## BEGIN
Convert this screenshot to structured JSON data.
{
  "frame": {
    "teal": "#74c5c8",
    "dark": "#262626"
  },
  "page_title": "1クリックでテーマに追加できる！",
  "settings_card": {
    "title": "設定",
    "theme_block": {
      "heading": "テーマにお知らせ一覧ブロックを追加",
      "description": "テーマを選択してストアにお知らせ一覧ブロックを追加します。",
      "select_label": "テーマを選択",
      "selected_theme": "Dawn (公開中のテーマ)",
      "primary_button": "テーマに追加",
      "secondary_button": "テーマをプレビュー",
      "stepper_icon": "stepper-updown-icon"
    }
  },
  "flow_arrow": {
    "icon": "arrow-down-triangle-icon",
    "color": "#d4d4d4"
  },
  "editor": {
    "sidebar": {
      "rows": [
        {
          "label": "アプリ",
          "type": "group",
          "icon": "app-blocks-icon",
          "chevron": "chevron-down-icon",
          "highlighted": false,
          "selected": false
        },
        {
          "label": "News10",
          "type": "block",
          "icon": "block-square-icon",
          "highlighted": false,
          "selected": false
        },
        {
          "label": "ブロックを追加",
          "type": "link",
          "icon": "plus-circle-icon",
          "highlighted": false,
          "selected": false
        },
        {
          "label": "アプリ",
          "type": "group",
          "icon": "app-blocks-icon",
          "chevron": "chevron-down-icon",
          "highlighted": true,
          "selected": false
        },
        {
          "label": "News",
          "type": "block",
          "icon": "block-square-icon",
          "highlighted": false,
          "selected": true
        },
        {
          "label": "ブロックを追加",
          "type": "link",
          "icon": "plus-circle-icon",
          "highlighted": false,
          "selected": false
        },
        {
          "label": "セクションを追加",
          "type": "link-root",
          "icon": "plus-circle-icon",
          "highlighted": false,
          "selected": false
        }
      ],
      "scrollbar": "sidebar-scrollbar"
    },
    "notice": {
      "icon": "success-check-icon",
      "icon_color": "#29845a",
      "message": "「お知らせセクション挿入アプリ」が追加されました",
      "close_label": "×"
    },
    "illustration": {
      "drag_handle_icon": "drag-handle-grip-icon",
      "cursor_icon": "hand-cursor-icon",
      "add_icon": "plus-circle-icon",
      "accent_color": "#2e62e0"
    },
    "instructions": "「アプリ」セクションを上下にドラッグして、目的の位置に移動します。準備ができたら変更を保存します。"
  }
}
## END
SET PROBLEM: Reproduce the records word for word.

RESULT FOR THIS EXERCISE:
Convert this screenshot to structured JSON data.
{
  "frame": {
    "teal": "#74c5c8",
    "dark": "#262626"
  },
  "page_title": "1クリックでテーマに追加できる！",
  "settings_card": {
    "title": "設定",
    "theme_block": {
      "heading": "テーマにお知らせ一覧ブロックを追加",
      "description": "テーマを選択してストアにお知らせ一覧ブロックを追加します。",
      "select_label": "テーマを選択",
      "selected_theme": "Dawn (公開中のテーマ)",
      "primary_button": "テーマに追加",
      "secondary_button": "テーマをプレビュー",
      "stepper_icon": "stepper-updown-icon"
    }
  },
  "flow_arrow": {
    "icon": "arrow-down-triangle-icon",
    "color": "#d4d4d4"
  },
  "editor": {
    "sidebar": {
      "rows": [
        {
          "label": "アプリ",
          "type": "group",
          "icon": "app-blocks-icon",
          "chevron": "chevron-down-icon",
          "highlighted": false,
          "selected": false
        },
        {
          "label": "News10",
          "type": "block",
          "icon": "block-square-icon",
          "highlighted": false,
          "selected": false
        },
        {
          "label": "ブロックを追加",
          "type": "link",
          "icon": "plus-circle-icon",
          "highlighted": false,
          "selected": false
        },
        {
          "label": "アプリ",
          "type": "group",
          "icon": "app-blocks-icon",
          "chevron": "chevron-down-icon",
          "highlighted": true,
          "selected": false
        },
        {
          "label": "News",
          "type": "block",
          "icon": "block-square-icon",
          "highlighted": false,
          "selected": true
        },
        {
          "label": "ブロックを追加",
          "type": "link",
          "icon": "plus-circle-icon",
          "highlighted": false,
          "selected": false
        },
        {
          "label": "セクションを追加",
          "type": "link-root",
          "icon": "plus-circle-icon",
          "highlighted": false,
          "selected": false
        }
      ],
      "scrollbar": "sidebar-scrollbar"
    },
    "notice": {
      "icon": "success-check-icon",
      "icon_color": "#29845a",
      "message": "「お知らせセクション挿入アプリ」が追加されました",
      "close_label": "×"
    },
    "illustration": {
      "drag_handle_icon": "drag-handle-grip-icon",
      "cursor_icon": "hand-cursor-icon",
      "add_icon": "plus-circle-icon",
      "accent_color": "#2e62e0"
    },
    "instructions": "「アプリ」セクションを上下にドラッグして、目的の位置に移動します。準備ができたら変更を保存します。"
  }
}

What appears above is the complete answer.